What the task requires:
Every line below that contains "Breast" is to be copied.

Data excerpts:

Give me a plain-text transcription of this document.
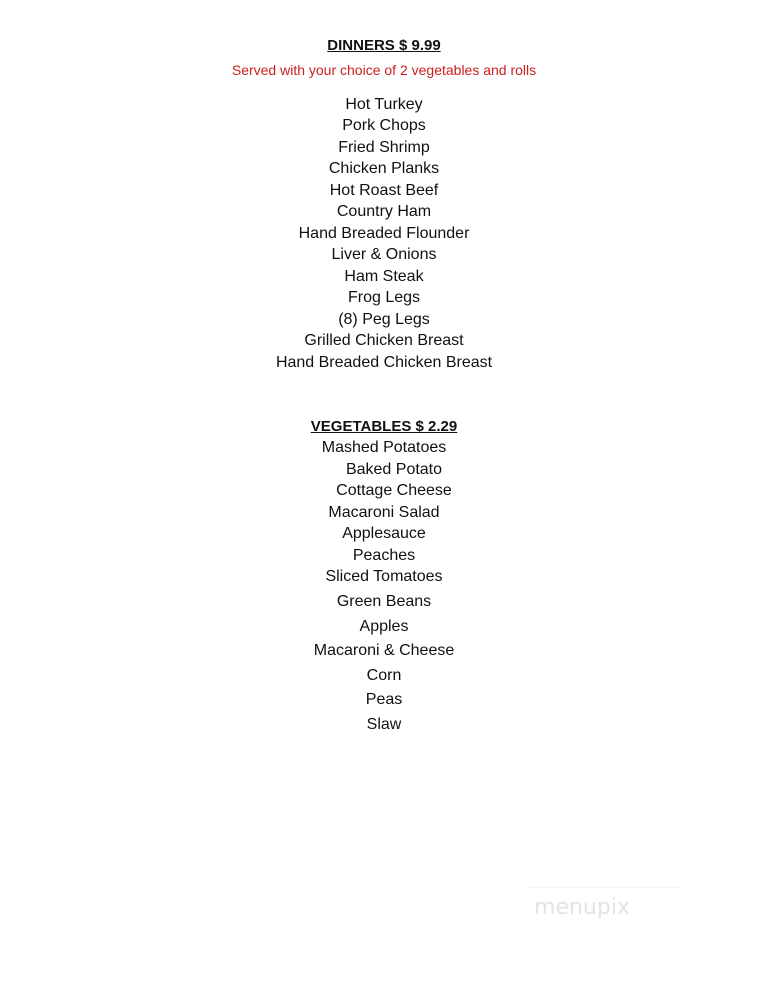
DINNERS $ 9.99
Served with your choice of 2 vegetables and rolls
Hot Turkey
Pork Chops
Fried Shrimp
Chicken Planks
Hot Roast Beef
Country Ham
Hand Breaded Flounder
Liver & Onions
Ham Steak
Frog Legs
(8) Peg Legs
Grilled Chicken Breast
Hand Breaded Chicken Breast
VEGETABLES $ 2.29
Mashed Potatoes
Baked Potato
Cottage Cheese
Macaroni Salad
Applesauce
Peaches
Sliced Tomatoes
Green Beans
Apples
Macaroni & Cheese
Corn
Peas
Slaw
menupix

Full response:
Grilled Chicken Breast
Hand Breaded Chicken Breast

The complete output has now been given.